++++ Record excerpts
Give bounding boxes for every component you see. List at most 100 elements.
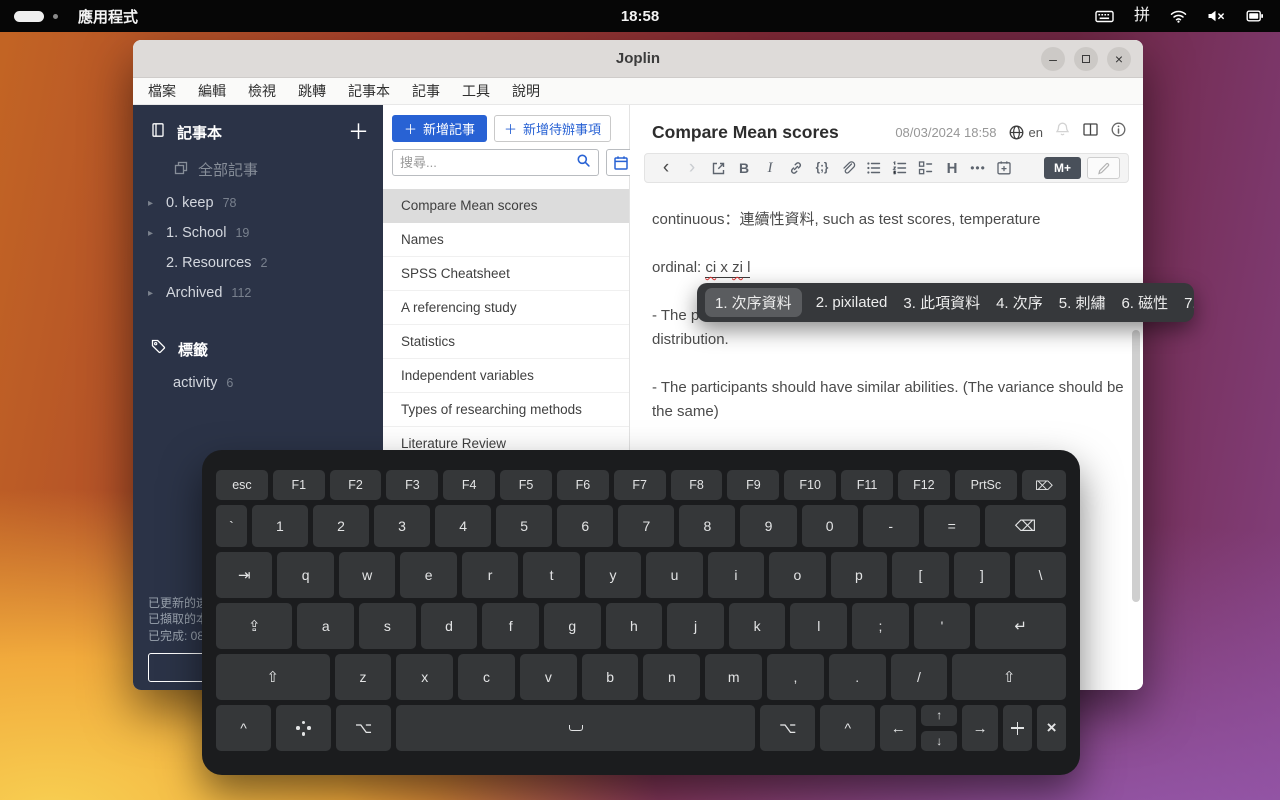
ime-candidate-3[interactable]: 3. 此項資料 [901, 288, 982, 317]
key-space[interactable] [396, 705, 755, 751]
key-t[interactable]: t [523, 552, 579, 598]
key-4[interactable]: 4 [435, 505, 491, 547]
insert-datetime-button[interactable] [991, 160, 1017, 176]
key-super[interactable] [276, 705, 331, 751]
notebook-archived[interactable]: ▸Archived112 [133, 278, 383, 308]
key-f10[interactable]: F10 [784, 470, 836, 500]
maximize-button[interactable] [1074, 47, 1098, 71]
key-w[interactable]: w [339, 552, 395, 598]
checkbox-list-button[interactable] [913, 160, 939, 176]
key-f7[interactable]: F7 [614, 470, 666, 500]
key-backspace[interactable]: ⌫ [985, 505, 1066, 547]
key-period[interactable]: . [829, 654, 886, 700]
key-f11[interactable]: F11 [841, 470, 893, 500]
menu-item[interactable]: 編輯 [187, 81, 237, 101]
key-o[interactable]: o [769, 552, 825, 598]
note-item[interactable]: Independent variables [383, 359, 629, 393]
menu-item[interactable]: 記事 [401, 81, 451, 101]
ime-candidate-7[interactable]: 7. 此行 [1182, 288, 1194, 317]
key-3[interactable]: 3 [374, 505, 430, 547]
key-z[interactable]: z [335, 654, 392, 700]
key-k[interactable]: k [729, 603, 786, 649]
external-edit-button[interactable] [705, 161, 731, 176]
ime-candidate-1[interactable]: 1. 次序資料 [705, 288, 802, 317]
key-f4[interactable]: F4 [443, 470, 495, 500]
bold-button[interactable]: B [731, 160, 757, 176]
note-item[interactable]: Compare Mean scores [383, 189, 629, 223]
key-bracket-left[interactable]: [ [892, 552, 948, 598]
key-print-screen[interactable]: PrtSc [955, 470, 1017, 500]
key-c[interactable]: c [458, 654, 515, 700]
key-equals[interactable]: = [924, 505, 980, 547]
key-e[interactable]: e [400, 552, 456, 598]
key-grave[interactable]: ` [216, 505, 247, 547]
menu-item[interactable]: 記事本 [337, 81, 401, 101]
menu-item[interactable]: 工具 [451, 81, 501, 101]
key-alt-left[interactable]: ⌥ [336, 705, 391, 751]
back-button[interactable]: ‹ [653, 157, 679, 179]
key-p[interactable]: p [831, 552, 887, 598]
key-f5[interactable]: F5 [500, 470, 552, 500]
wifi-icon[interactable] [1170, 9, 1187, 23]
menu-item[interactable]: 跳轉 [287, 81, 337, 101]
hyperlink-button[interactable] [783, 160, 809, 176]
key-8[interactable]: 8 [679, 505, 735, 547]
key-y[interactable]: y [585, 552, 641, 598]
key-j[interactable]: j [667, 603, 724, 649]
note-info-button[interactable] [1110, 121, 1127, 143]
key-apostrophe[interactable]: ' [914, 603, 971, 649]
notebook-1-school[interactable]: ▸1. School19 [133, 218, 383, 248]
key-semicolon[interactable]: ; [852, 603, 909, 649]
key-l[interactable]: l [790, 603, 847, 649]
key-n[interactable]: n [643, 654, 700, 700]
note-item[interactable]: Types of researching methods [383, 393, 629, 427]
key-q[interactable]: q [277, 552, 333, 598]
numbered-list-button[interactable] [887, 160, 913, 176]
note-item[interactable]: SPSS Cheatsheet [383, 257, 629, 291]
new-note-button[interactable]: ＋ 新增記事 [392, 115, 487, 142]
key-x[interactable]: x [396, 654, 453, 700]
italic-button[interactable]: I [757, 160, 783, 177]
key-ctrl-left[interactable]: ^ [216, 705, 271, 751]
key-u[interactable]: u [646, 552, 702, 598]
key-arrow-down[interactable]: ↓ [921, 731, 957, 752]
key-0[interactable]: 0 [802, 505, 858, 547]
key-6[interactable]: 6 [557, 505, 613, 547]
richtext-editor-toggle[interactable] [1087, 157, 1120, 179]
attach-file-button[interactable] [835, 160, 861, 176]
note-item[interactable]: Names [383, 223, 629, 257]
key-backslash[interactable]: \ [1015, 552, 1066, 598]
key-5[interactable]: 5 [496, 505, 552, 547]
key-shift-right[interactable]: ⇧ [952, 654, 1066, 700]
key-a[interactable]: a [297, 603, 354, 649]
key-arrow-right[interactable]: → [962, 705, 998, 751]
expand-arrow-icon[interactable]: ▸ [148, 288, 166, 299]
key-g[interactable]: g [544, 603, 601, 649]
ime-indicator[interactable]: 拼 [1134, 8, 1150, 24]
key-ctrl-right[interactable]: ^ [820, 705, 875, 751]
key-v[interactable]: v [520, 654, 577, 700]
spellcheck-language-button[interactable]: en [1008, 124, 1043, 141]
key-r[interactable]: r [462, 552, 518, 598]
key-f12[interactable]: F12 [898, 470, 950, 500]
key-comma[interactable]: , [767, 654, 824, 700]
key-9[interactable]: 9 [740, 505, 796, 547]
new-todo-button[interactable]: ＋ 新增待辦事項 [494, 115, 611, 142]
notebook-0-keep[interactable]: ▸0. keep78 [133, 188, 383, 218]
key-2[interactable]: 2 [313, 505, 369, 547]
key-close-keyboard[interactable]: × [1037, 705, 1066, 751]
key-b[interactable]: b [582, 654, 639, 700]
all-notes-item[interactable]: 全部記事 [133, 151, 383, 188]
applications-menu[interactable]: 應用程式 [72, 6, 144, 27]
tag-activity[interactable]: activity6 [133, 368, 383, 398]
activities-button[interactable] [0, 0, 72, 32]
ime-candidate-6[interactable]: 6. 磁性 [1119, 288, 1170, 317]
key-f9[interactable]: F9 [727, 470, 779, 500]
key-7[interactable]: 7 [618, 505, 674, 547]
expand-arrow-icon[interactable]: ▸ [148, 198, 166, 209]
heading-button[interactable]: H [939, 160, 965, 177]
notebook-2-resources[interactable]: ▸2. Resources2 [133, 248, 383, 278]
note-item[interactable]: A referencing study [383, 291, 629, 325]
code-button[interactable]: {;} [809, 162, 835, 174]
bulleted-list-button[interactable] [861, 160, 887, 176]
++++++++
Work to do = Could you write out all the data above again, changing every "interactable" to "clickable" and leaving everything else as it is? Leave out the pictures.

The answer =
Give bounding boxes for every component you see. List at most 100 elements.
ime-candidate-3[clickable]: 3. 此項資料 [901, 288, 982, 317]
key-space[clickable] [396, 705, 755, 751]
key-t[clickable]: t [523, 552, 579, 598]
key-4[clickable]: 4 [435, 505, 491, 547]
insert-datetime-button[clickable] [991, 160, 1017, 176]
key-super[clickable] [276, 705, 331, 751]
notebook-archived[clickable]: ▸Archived112 [133, 278, 383, 308]
key-f10[clickable]: F10 [784, 470, 836, 500]
maximize-button[clickable] [1074, 47, 1098, 71]
key-w[clickable]: w [339, 552, 395, 598]
checkbox-list-button[clickable] [913, 160, 939, 176]
key-f7[clickable]: F7 [614, 470, 666, 500]
key-backspace[clickable]: ⌫ [985, 505, 1066, 547]
key-period[clickable]: . [829, 654, 886, 700]
key-f11[clickable]: F11 [841, 470, 893, 500]
menu-item[clickable]: 編輯 [187, 81, 237, 101]
key-o[clickable]: o [769, 552, 825, 598]
note-item[clickable]: Independent variables [383, 359, 629, 393]
menu-item[clickable]: 記事 [401, 81, 451, 101]
ime-candidate-7[clickable]: 7. 此行 [1182, 288, 1194, 317]
key-3[clickable]: 3 [374, 505, 430, 547]
key-z[clickable]: z [335, 654, 392, 700]
key-k[clickable]: k [729, 603, 786, 649]
external-edit-button[clickable] [705, 161, 731, 176]
ime-candidate-1[clickable]: 1. 次序資料 [705, 288, 802, 317]
key-f4[clickable]: F4 [443, 470, 495, 500]
bold-button[clickable]: B [731, 160, 757, 176]
note-item[clickable]: Compare Mean scores [383, 189, 629, 223]
key-bracket-left[clickable]: [ [892, 552, 948, 598]
key-print-screen[clickable]: PrtSc [955, 470, 1017, 500]
key-c[clickable]: c [458, 654, 515, 700]
key-equals[clickable]: = [924, 505, 980, 547]
key-e[clickable]: e [400, 552, 456, 598]
key-grave[clickable]: ` [216, 505, 247, 547]
menu-item[clickable]: 記事本 [337, 81, 401, 101]
menu-item[clickable]: 工具 [451, 81, 501, 101]
key-alt-left[clickable]: ⌥ [336, 705, 391, 751]
back-button[clickable]: ‹ [653, 157, 679, 179]
key-p[clickable]: p [831, 552, 887, 598]
key-f5[clickable]: F5 [500, 470, 552, 500]
wifi-icon[clickable] [1170, 9, 1187, 23]
menu-item[clickable]: 跳轉 [287, 81, 337, 101]
hyperlink-button[clickable] [783, 160, 809, 176]
key-8[clickable]: 8 [679, 505, 735, 547]
key-y[clickable]: y [585, 552, 641, 598]
key-j[clickable]: j [667, 603, 724, 649]
note-info-button[clickable] [1110, 121, 1127, 143]
key-apostrophe[clickable]: ' [914, 603, 971, 649]
notebook-1-school[clickable]: ▸1. School19 [133, 218, 383, 248]
key-semicolon[clickable]: ; [852, 603, 909, 649]
key-l[clickable]: l [790, 603, 847, 649]
key-n[clickable]: n [643, 654, 700, 700]
note-item[clickable]: Types of researching methods [383, 393, 629, 427]
key-q[clickable]: q [277, 552, 333, 598]
numbered-list-button[clickable] [887, 160, 913, 176]
note-item[clickable]: SPSS Cheatsheet [383, 257, 629, 291]
new-note-button[clickable]: ＋ 新增記事 [392, 115, 487, 142]
key-x[clickable]: x [396, 654, 453, 700]
italic-button[clickable]: I [757, 160, 783, 177]
key-ctrl-left[clickable]: ^ [216, 705, 271, 751]
key-u[clickable]: u [646, 552, 702, 598]
key-arrow-down[clickable]: ↓ [921, 731, 957, 752]
key-0[clickable]: 0 [802, 505, 858, 547]
key-6[clickable]: 6 [557, 505, 613, 547]
richtext-editor-toggle[clickable] [1087, 157, 1120, 179]
attach-file-button[clickable] [835, 160, 861, 176]
note-item[clickable]: Names [383, 223, 629, 257]
key-backslash[clickable]: \ [1015, 552, 1066, 598]
key-5[clickable]: 5 [496, 505, 552, 547]
key-shift-right[clickable]: ⇧ [952, 654, 1066, 700]
key-a[clickable]: a [297, 603, 354, 649]
key-arrow-right[clickable]: → [962, 705, 998, 751]
expand-arrow-icon[clickable]: ▸ [148, 288, 166, 299]
key-g[clickable]: g [544, 603, 601, 649]
ime-indicator[clickable]: 拼 [1134, 8, 1150, 24]
key-ctrl-right[clickable]: ^ [820, 705, 875, 751]
key-v[clickable]: v [520, 654, 577, 700]
spellcheck-language-button[clickable]: en [1008, 124, 1043, 141]
key-r[clickable]: r [462, 552, 518, 598]
key-f12[clickable]: F12 [898, 470, 950, 500]
key-comma[clickable]: , [767, 654, 824, 700]
key-9[clickable]: 9 [740, 505, 796, 547]
new-todo-button[clickable]: ＋ 新增待辦事項 [494, 115, 611, 142]
notebook-0-keep[clickable]: ▸0. keep78 [133, 188, 383, 218]
key-2[clickable]: 2 [313, 505, 369, 547]
key-close-keyboard[clickable]: × [1037, 705, 1066, 751]
key-b[clickable]: b [582, 654, 639, 700]
all-notes-item[clickable]: 全部記事 [133, 151, 383, 188]
applications-menu[clickable]: 應用程式 [72, 6, 144, 27]
tag-activity[clickable]: activity6 [133, 368, 383, 398]
activities-button[clickable] [0, 0, 72, 32]
ime-candidate-6[clickable]: 6. 磁性 [1119, 288, 1170, 317]
key-f9[clickable]: F9 [727, 470, 779, 500]
key-7[clickable]: 7 [618, 505, 674, 547]
expand-arrow-icon[clickable]: ▸ [148, 198, 166, 209]
heading-button[clickable]: H [939, 160, 965, 177]
notebook-2-resources[clickable]: ▸2. Resources2 [133, 248, 383, 278]
note-item[clickable]: A referencing study [383, 291, 629, 325]
code-button[clickable]: {;} [809, 162, 835, 174]
bulleted-list-button[clickable] [861, 160, 887, 176]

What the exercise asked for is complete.